Dataset items:
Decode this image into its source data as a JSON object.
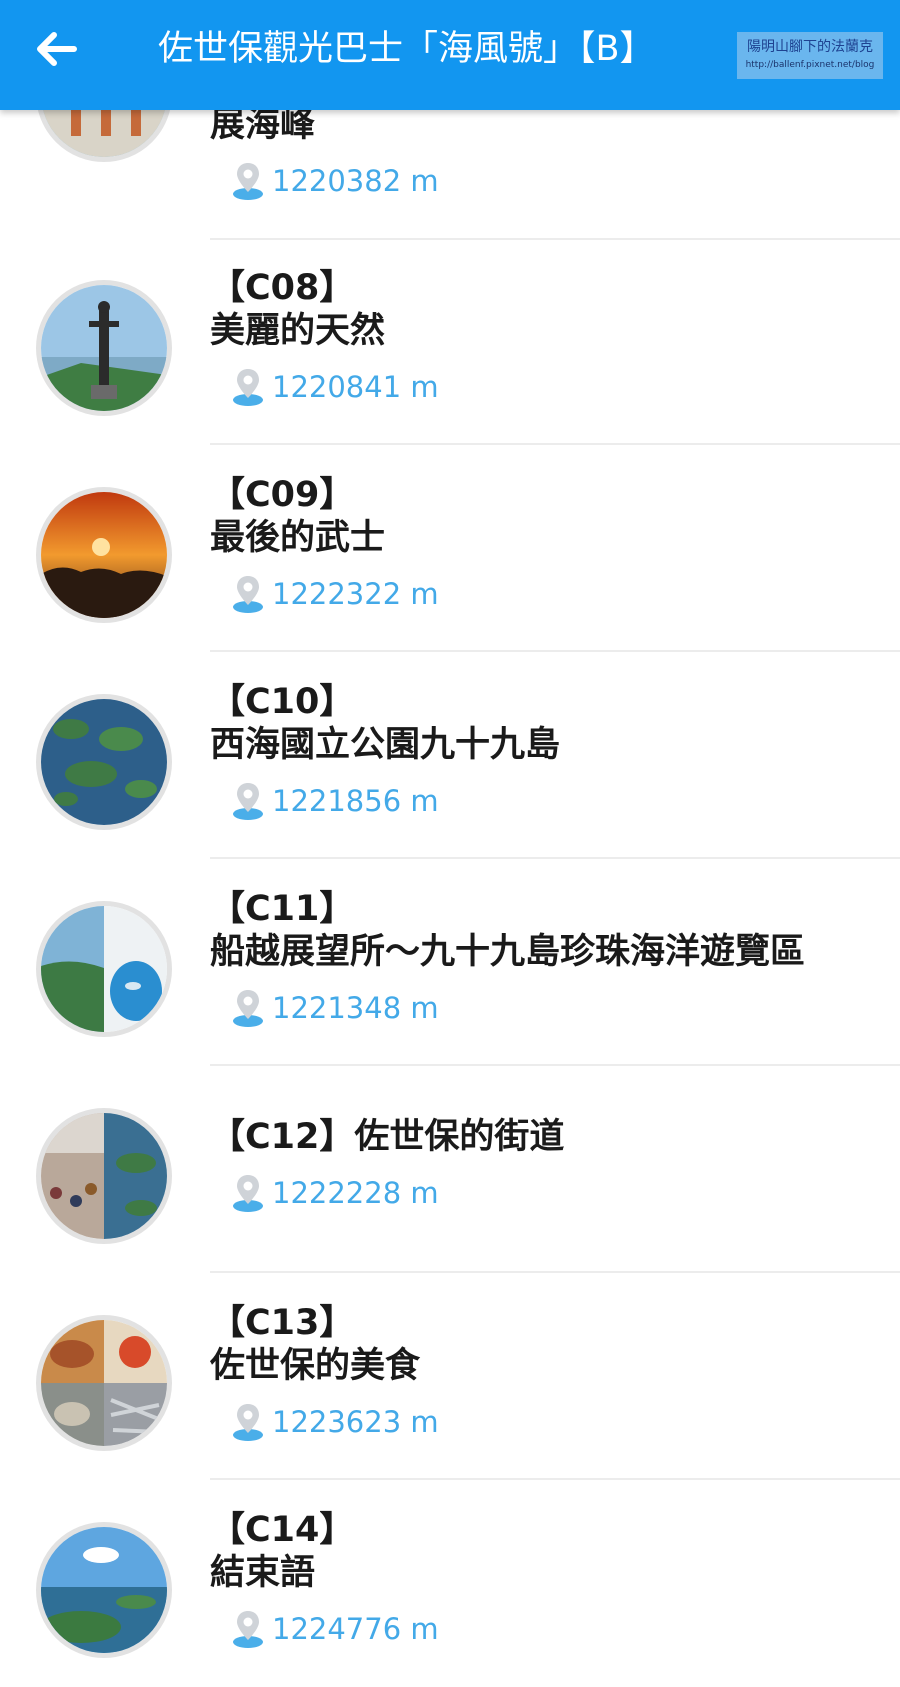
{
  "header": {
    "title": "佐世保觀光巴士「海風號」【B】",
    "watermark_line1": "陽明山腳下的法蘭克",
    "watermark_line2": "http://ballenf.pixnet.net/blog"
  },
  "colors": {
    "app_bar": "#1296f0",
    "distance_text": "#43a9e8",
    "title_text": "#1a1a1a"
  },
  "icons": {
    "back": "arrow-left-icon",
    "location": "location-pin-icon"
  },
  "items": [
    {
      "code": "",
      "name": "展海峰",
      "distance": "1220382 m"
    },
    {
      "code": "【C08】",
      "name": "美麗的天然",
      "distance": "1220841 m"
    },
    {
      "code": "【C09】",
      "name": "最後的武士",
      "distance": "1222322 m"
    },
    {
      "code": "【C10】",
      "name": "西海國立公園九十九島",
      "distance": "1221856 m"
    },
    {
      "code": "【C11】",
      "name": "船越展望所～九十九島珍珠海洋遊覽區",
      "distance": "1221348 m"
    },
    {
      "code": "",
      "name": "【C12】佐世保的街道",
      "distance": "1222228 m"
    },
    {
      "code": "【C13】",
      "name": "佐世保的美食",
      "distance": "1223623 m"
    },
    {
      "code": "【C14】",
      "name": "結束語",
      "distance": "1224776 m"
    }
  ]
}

Goal:
Would you return the data exactly as written, without the pictures?

Completed exercise:
Decode this image into its source data as a JSON object.
{
  "header": {
    "title": "佐世保觀光巴士「海風號」【B】",
    "watermark_line1": "陽明山腳下的法蘭克",
    "watermark_line2": "http://ballenf.pixnet.net/blog"
  },
  "colors": {
    "app_bar": "#1296f0",
    "distance_text": "#43a9e8",
    "title_text": "#1a1a1a"
  },
  "icons": {
    "back": "arrow-left-icon",
    "location": "location-pin-icon"
  },
  "items": [
    {
      "code": "",
      "name": "展海峰",
      "distance": "1220382 m"
    },
    {
      "code": "【C08】",
      "name": "美麗的天然",
      "distance": "1220841 m"
    },
    {
      "code": "【C09】",
      "name": "最後的武士",
      "distance": "1222322 m"
    },
    {
      "code": "【C10】",
      "name": "西海國立公園九十九島",
      "distance": "1221856 m"
    },
    {
      "code": "【C11】",
      "name": "船越展望所～九十九島珍珠海洋遊覽區",
      "distance": "1221348 m"
    },
    {
      "code": "",
      "name": "【C12】佐世保的街道",
      "distance": "1222228 m"
    },
    {
      "code": "【C13】",
      "name": "佐世保的美食",
      "distance": "1223623 m"
    },
    {
      "code": "【C14】",
      "name": "結束語",
      "distance": "1224776 m"
    }
  ]
}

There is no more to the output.